> Short task
Tally the lines that hold the string "cards", and reply with the count alone.
BEGIN Records shown
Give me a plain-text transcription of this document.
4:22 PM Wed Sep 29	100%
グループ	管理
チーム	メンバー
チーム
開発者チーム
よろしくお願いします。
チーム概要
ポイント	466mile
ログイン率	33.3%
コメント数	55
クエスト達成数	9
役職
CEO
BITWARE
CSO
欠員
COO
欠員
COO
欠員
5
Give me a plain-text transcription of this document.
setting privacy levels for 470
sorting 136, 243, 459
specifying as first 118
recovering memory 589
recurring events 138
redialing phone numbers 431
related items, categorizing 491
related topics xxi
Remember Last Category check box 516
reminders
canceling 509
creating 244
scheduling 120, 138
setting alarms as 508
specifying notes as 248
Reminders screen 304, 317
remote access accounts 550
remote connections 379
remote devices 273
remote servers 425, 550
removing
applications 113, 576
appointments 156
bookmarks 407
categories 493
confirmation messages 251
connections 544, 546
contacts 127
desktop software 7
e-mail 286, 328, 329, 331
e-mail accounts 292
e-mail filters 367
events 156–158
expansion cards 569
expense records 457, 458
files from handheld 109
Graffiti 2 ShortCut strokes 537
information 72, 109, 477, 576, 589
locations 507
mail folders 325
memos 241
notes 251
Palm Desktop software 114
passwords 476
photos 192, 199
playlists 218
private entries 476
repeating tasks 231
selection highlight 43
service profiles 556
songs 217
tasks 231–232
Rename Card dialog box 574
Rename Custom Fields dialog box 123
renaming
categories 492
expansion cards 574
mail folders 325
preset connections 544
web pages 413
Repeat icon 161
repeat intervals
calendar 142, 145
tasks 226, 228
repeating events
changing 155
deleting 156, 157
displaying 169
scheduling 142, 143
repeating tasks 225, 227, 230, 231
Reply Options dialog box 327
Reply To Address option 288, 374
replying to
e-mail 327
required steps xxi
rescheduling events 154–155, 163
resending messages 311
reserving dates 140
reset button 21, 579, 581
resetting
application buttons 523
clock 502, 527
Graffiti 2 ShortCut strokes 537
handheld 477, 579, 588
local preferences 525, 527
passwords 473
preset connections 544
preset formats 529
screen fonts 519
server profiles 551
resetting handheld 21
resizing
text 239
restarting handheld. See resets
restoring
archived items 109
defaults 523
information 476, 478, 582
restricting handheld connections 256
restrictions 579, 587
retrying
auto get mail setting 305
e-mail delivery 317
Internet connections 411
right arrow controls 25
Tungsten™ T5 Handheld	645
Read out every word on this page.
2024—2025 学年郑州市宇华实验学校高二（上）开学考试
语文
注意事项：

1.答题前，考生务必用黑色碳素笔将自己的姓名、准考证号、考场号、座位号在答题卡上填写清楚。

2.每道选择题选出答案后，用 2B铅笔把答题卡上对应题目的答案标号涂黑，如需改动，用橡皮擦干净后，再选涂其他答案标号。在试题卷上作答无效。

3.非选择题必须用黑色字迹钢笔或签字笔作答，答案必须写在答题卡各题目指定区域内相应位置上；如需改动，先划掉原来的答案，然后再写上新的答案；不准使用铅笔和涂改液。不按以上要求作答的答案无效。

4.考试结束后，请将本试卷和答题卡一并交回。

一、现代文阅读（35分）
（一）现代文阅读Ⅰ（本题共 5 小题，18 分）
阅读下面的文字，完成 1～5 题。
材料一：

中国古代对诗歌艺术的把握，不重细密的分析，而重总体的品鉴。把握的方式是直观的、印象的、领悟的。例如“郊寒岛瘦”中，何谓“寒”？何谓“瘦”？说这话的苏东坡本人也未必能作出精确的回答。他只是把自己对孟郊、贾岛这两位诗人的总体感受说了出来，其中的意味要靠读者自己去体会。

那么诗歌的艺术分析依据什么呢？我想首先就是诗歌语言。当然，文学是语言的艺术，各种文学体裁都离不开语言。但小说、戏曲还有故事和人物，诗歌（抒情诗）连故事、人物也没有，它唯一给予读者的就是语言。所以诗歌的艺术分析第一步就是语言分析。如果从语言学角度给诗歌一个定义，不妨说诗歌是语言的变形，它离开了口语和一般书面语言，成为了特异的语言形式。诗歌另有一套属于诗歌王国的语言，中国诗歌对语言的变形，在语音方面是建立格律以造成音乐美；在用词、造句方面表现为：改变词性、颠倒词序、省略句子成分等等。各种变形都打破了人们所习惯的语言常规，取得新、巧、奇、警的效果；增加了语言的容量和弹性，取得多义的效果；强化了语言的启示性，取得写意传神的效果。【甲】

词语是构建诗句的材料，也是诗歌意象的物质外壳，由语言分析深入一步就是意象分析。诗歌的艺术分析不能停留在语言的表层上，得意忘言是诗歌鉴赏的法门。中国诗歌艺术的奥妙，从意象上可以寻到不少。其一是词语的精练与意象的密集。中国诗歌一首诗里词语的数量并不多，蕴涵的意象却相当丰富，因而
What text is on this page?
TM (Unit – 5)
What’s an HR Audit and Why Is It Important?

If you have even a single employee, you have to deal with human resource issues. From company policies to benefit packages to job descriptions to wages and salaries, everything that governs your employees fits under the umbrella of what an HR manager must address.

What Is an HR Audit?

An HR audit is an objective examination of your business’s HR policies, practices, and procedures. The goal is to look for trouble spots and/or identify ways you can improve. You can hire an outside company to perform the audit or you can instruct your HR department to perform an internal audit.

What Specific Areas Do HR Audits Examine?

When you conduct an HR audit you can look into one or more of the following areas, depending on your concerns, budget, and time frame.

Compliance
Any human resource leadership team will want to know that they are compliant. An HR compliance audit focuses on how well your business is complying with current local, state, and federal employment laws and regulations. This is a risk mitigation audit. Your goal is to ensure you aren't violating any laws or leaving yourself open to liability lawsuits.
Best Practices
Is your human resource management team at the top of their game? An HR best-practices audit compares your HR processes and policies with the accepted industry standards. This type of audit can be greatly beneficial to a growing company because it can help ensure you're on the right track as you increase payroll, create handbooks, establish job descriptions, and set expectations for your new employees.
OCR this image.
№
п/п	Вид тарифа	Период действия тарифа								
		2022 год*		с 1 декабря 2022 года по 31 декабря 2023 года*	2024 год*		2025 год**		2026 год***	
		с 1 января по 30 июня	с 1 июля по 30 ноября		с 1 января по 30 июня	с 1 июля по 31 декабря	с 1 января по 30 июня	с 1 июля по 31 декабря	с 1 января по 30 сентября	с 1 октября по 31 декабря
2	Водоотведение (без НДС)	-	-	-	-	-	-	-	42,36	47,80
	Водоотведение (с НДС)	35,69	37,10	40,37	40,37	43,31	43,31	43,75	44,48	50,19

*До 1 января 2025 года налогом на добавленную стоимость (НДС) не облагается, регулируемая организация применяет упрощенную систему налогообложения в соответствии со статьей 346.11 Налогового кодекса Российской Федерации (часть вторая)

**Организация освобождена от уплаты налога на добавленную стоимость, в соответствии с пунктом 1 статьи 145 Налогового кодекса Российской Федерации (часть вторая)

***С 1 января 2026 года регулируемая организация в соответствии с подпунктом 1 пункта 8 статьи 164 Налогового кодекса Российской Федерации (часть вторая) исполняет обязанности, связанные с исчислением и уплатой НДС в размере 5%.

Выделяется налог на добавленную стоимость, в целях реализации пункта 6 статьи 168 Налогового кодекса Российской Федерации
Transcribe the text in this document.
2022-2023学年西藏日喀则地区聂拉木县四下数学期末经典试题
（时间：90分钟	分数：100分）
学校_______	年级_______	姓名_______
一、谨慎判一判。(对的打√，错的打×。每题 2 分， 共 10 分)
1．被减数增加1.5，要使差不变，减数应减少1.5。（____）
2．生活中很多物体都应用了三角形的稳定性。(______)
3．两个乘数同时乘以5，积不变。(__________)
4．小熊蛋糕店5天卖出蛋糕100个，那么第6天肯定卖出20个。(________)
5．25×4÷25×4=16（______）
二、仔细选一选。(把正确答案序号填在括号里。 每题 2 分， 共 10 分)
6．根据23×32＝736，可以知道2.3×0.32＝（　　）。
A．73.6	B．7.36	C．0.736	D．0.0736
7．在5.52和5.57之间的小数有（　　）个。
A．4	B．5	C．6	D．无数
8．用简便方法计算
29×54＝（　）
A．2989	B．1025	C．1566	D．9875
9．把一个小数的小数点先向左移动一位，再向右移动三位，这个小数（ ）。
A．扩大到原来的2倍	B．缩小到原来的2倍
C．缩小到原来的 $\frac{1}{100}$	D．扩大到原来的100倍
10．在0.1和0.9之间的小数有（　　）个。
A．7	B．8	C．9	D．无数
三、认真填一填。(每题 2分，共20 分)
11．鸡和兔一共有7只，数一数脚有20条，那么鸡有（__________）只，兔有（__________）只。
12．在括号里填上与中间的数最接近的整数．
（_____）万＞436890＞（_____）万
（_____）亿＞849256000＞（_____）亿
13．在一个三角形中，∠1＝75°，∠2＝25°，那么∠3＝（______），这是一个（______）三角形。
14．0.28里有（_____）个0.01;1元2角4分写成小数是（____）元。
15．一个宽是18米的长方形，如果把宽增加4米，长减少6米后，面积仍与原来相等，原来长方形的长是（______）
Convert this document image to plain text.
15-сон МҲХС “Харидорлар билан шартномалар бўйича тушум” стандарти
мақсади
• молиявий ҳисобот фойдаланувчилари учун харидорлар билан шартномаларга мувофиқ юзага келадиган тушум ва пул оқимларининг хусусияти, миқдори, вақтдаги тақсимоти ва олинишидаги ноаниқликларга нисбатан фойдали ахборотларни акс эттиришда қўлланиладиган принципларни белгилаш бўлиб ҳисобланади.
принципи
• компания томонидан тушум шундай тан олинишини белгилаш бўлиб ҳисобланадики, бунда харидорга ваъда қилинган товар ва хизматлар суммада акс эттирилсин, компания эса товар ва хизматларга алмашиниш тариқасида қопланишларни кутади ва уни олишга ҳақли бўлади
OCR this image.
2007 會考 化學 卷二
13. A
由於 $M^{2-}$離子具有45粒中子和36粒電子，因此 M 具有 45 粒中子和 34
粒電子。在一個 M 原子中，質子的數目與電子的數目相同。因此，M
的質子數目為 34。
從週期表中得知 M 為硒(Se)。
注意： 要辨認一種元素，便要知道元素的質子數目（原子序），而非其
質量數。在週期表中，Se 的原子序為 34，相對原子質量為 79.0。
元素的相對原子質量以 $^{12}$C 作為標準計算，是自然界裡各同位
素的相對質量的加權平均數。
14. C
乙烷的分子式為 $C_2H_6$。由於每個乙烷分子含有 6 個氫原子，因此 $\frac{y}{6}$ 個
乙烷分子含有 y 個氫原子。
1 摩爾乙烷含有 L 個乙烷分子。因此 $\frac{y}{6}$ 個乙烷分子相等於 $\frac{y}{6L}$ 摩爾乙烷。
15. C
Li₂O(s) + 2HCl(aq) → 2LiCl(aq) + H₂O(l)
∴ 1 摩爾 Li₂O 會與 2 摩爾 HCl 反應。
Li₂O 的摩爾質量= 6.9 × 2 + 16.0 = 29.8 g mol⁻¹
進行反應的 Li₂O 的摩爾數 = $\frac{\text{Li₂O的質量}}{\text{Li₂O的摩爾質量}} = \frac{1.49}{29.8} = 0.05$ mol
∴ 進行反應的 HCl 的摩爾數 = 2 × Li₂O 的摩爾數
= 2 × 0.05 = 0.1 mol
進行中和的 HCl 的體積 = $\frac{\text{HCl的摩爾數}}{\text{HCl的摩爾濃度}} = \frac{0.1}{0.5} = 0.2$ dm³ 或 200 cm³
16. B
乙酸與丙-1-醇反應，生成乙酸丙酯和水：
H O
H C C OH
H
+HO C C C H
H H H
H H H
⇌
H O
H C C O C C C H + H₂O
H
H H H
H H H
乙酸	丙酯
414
END Records shown
> Completed exercise
2